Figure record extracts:
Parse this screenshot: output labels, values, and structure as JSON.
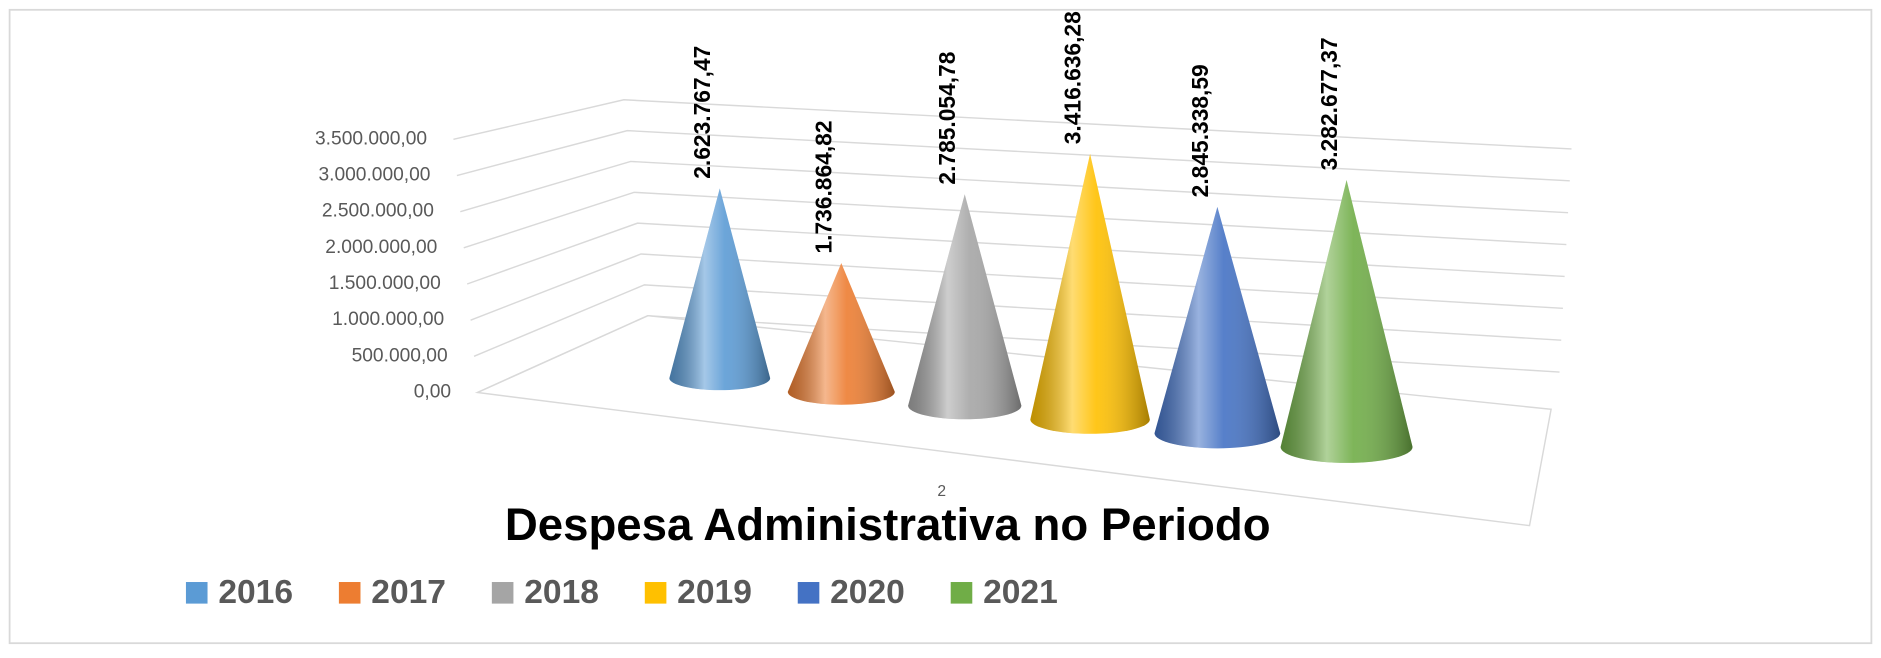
{
  "chart_data": {
    "type": "cone",
    "title": "Despesa Administrativa no Periodo",
    "categories": [
      "2"
    ],
    "series": [
      {
        "name": "2016",
        "color": "#5b9bd5",
        "values": [
          2623767.47
        ],
        "value_labels": [
          "2.623.767,47"
        ]
      },
      {
        "name": "2017",
        "color": "#ed7d31",
        "values": [
          1736864.82
        ],
        "value_labels": [
          "1.736.864,82"
        ]
      },
      {
        "name": "2018",
        "color": "#a5a5a5",
        "values": [
          2785054.78
        ],
        "value_labels": [
          "2.785.054,78"
        ]
      },
      {
        "name": "2019",
        "color": "#ffc000",
        "values": [
          3416636.28
        ],
        "value_labels": [
          "3.416.636,28"
        ]
      },
      {
        "name": "2020",
        "color": "#4472c4",
        "values": [
          2845338.59
        ],
        "value_labels": [
          "2.845.338,59"
        ]
      },
      {
        "name": "2021",
        "color": "#70ad47",
        "values": [
          3282677.37
        ],
        "value_labels": [
          "3.282.677,37"
        ]
      }
    ],
    "ylim": [
      0,
      3500000
    ],
    "yticks": [
      {
        "value": 0,
        "label": "0,00"
      },
      {
        "value": 500000,
        "label": "500.000,00"
      },
      {
        "value": 1000000,
        "label": "1.000.000,00"
      },
      {
        "value": 1500000,
        "label": "1.500.000,00"
      },
      {
        "value": 2000000,
        "label": "2.000.000,00"
      },
      {
        "value": 2500000,
        "label": "2.500.000,00"
      },
      {
        "value": 3000000,
        "label": "3.000.000,00"
      },
      {
        "value": 3500000,
        "label": "3.500.000,00"
      }
    ],
    "grid": true,
    "legend": "bottom"
  }
}
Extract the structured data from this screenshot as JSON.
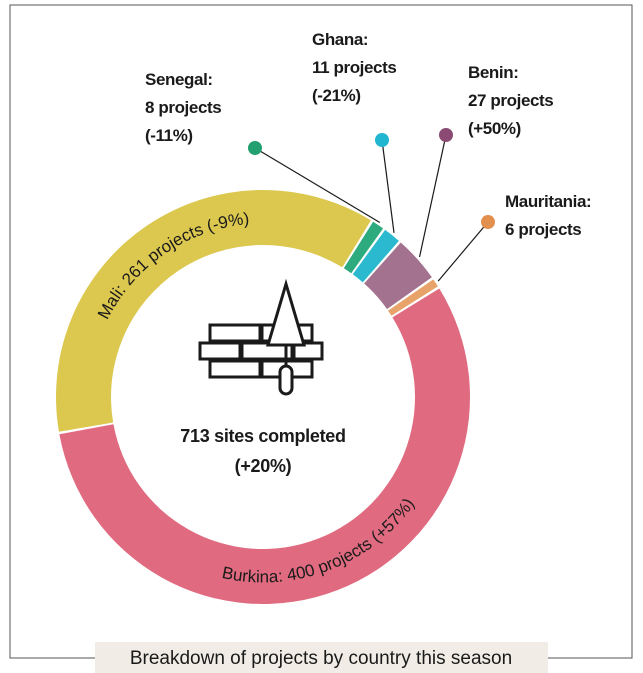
{
  "chart_data": {
    "type": "donut",
    "categories": [
      "Mali",
      "Senegal",
      "Ghana",
      "Benin",
      "Mauritania",
      "Burkina"
    ],
    "values": [
      261,
      8,
      11,
      27,
      6,
      400
    ],
    "colors": [
      "#dcc84f",
      "#2daa7e",
      "#2ab9cf",
      "#a3728f",
      "#e8a36a",
      "#e06b80"
    ],
    "dot_colors": [
      "#dcc84f",
      "#22a06f",
      "#22b6d0",
      "#8a4a73",
      "#e38f4e",
      "#e06b80"
    ],
    "labels": [
      [
        "Mali: 261 projects (-9%)"
      ],
      [
        "Senegal:",
        "8 projects",
        "(-11%)"
      ],
      [
        "Ghana:",
        "11 projects",
        "(-21%)"
      ],
      [
        "Benin:",
        "27 projects",
        "(+50%)"
      ],
      [
        "Mauritania:",
        "6 projects"
      ],
      [
        "Burkina: 400 projects (+57%)"
      ]
    ],
    "center_text": [
      "713 sites completed",
      "(+20%)"
    ],
    "caption": "Breakdown of projects by country this season"
  }
}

■ **Set task**: Retype all the records shown above, character for character. Omit every picture.

■ **Expected answer**:
Parse this screenshot: output labels, values, and structure as JSON.
{
  "chart_data": {
    "type": "cone",
    "title": "Despesa Administrativa no Periodo",
    "categories": [
      "2"
    ],
    "series": [
      {
        "name": "2016",
        "color": "#5b9bd5",
        "values": [
          2623767.47
        ],
        "value_labels": [
          "2.623.767,47"
        ]
      },
      {
        "name": "2017",
        "color": "#ed7d31",
        "values": [
          1736864.82
        ],
        "value_labels": [
          "1.736.864,82"
        ]
      },
      {
        "name": "2018",
        "color": "#a5a5a5",
        "values": [
          2785054.78
        ],
        "value_labels": [
          "2.785.054,78"
        ]
      },
      {
        "name": "2019",
        "color": "#ffc000",
        "values": [
          3416636.28
        ],
        "value_labels": [
          "3.416.636,28"
        ]
      },
      {
        "name": "2020",
        "color": "#4472c4",
        "values": [
          2845338.59
        ],
        "value_labels": [
          "2.845.338,59"
        ]
      },
      {
        "name": "2021",
        "color": "#70ad47",
        "values": [
          3282677.37
        ],
        "value_labels": [
          "3.282.677,37"
        ]
      }
    ],
    "ylim": [
      0,
      3500000
    ],
    "yticks": [
      {
        "value": 0,
        "label": "0,00"
      },
      {
        "value": 500000,
        "label": "500.000,00"
      },
      {
        "value": 1000000,
        "label": "1.000.000,00"
      },
      {
        "value": 1500000,
        "label": "1.500.000,00"
      },
      {
        "value": 2000000,
        "label": "2.000.000,00"
      },
      {
        "value": 2500000,
        "label": "2.500.000,00"
      },
      {
        "value": 3000000,
        "label": "3.000.000,00"
      },
      {
        "value": 3500000,
        "label": "3.500.000,00"
      }
    ],
    "grid": true,
    "legend": "bottom"
  }
}
Extract the structured data from this screenshot as JSON.
{
  "chart_data": {
    "type": "donut",
    "categories": [
      "Mali",
      "Senegal",
      "Ghana",
      "Benin",
      "Mauritania",
      "Burkina"
    ],
    "values": [
      261,
      8,
      11,
      27,
      6,
      400
    ],
    "colors": [
      "#dcc84f",
      "#2daa7e",
      "#2ab9cf",
      "#a3728f",
      "#e8a36a",
      "#e06b80"
    ],
    "dot_colors": [
      "#dcc84f",
      "#22a06f",
      "#22b6d0",
      "#8a4a73",
      "#e38f4e",
      "#e06b80"
    ],
    "labels": [
      [
        "Mali: 261 projects (-9%)"
      ],
      [
        "Senegal:",
        "8 projects",
        "(-11%)"
      ],
      [
        "Ghana:",
        "11 projects",
        "(-21%)"
      ],
      [
        "Benin:",
        "27 projects",
        "(+50%)"
      ],
      [
        "Mauritania:",
        "6 projects"
      ],
      [
        "Burkina: 400 projects (+57%)"
      ]
    ],
    "center_text": [
      "713 sites completed",
      "(+20%)"
    ],
    "caption": "Breakdown of projects by country this season"
  }
}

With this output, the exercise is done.